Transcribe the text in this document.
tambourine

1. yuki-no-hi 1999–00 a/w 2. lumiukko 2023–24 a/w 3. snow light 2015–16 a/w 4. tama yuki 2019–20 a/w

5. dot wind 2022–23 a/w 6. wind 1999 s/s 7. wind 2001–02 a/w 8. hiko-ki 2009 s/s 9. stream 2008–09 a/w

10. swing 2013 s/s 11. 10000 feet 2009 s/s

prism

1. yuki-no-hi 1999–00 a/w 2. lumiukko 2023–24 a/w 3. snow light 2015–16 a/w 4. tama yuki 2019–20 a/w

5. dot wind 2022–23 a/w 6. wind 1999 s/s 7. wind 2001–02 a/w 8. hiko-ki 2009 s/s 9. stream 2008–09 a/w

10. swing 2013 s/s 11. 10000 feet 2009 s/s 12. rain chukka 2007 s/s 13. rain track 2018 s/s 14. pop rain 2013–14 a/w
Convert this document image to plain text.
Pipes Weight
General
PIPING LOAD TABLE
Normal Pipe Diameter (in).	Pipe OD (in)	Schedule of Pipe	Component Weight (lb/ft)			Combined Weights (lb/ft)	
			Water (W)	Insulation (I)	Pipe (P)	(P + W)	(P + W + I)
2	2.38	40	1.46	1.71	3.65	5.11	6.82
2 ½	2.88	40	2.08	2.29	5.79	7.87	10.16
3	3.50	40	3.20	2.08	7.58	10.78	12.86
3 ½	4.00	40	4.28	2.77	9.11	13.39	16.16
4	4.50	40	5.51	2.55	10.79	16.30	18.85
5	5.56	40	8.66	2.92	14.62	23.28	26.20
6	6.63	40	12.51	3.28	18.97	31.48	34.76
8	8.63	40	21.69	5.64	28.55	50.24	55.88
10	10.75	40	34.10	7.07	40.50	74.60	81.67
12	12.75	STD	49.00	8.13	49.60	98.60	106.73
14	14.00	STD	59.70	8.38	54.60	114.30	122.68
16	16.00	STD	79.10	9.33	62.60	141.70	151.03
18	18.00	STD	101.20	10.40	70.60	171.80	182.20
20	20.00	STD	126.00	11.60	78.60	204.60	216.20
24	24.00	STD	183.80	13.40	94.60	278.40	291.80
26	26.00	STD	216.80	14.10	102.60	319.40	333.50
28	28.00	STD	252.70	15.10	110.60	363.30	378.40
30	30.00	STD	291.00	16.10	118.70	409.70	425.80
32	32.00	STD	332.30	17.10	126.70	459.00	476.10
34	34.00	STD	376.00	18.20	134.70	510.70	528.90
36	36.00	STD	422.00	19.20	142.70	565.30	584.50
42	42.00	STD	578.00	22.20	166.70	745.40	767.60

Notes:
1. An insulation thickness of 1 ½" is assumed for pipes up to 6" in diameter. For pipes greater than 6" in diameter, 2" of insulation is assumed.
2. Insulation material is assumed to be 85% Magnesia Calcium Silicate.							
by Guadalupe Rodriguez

» What you have to do
Find the word "text" in the entries, and copy every line it shows up in.

» Result for this exercise
Transcribe the text in this document.
Convert this document image to plain text.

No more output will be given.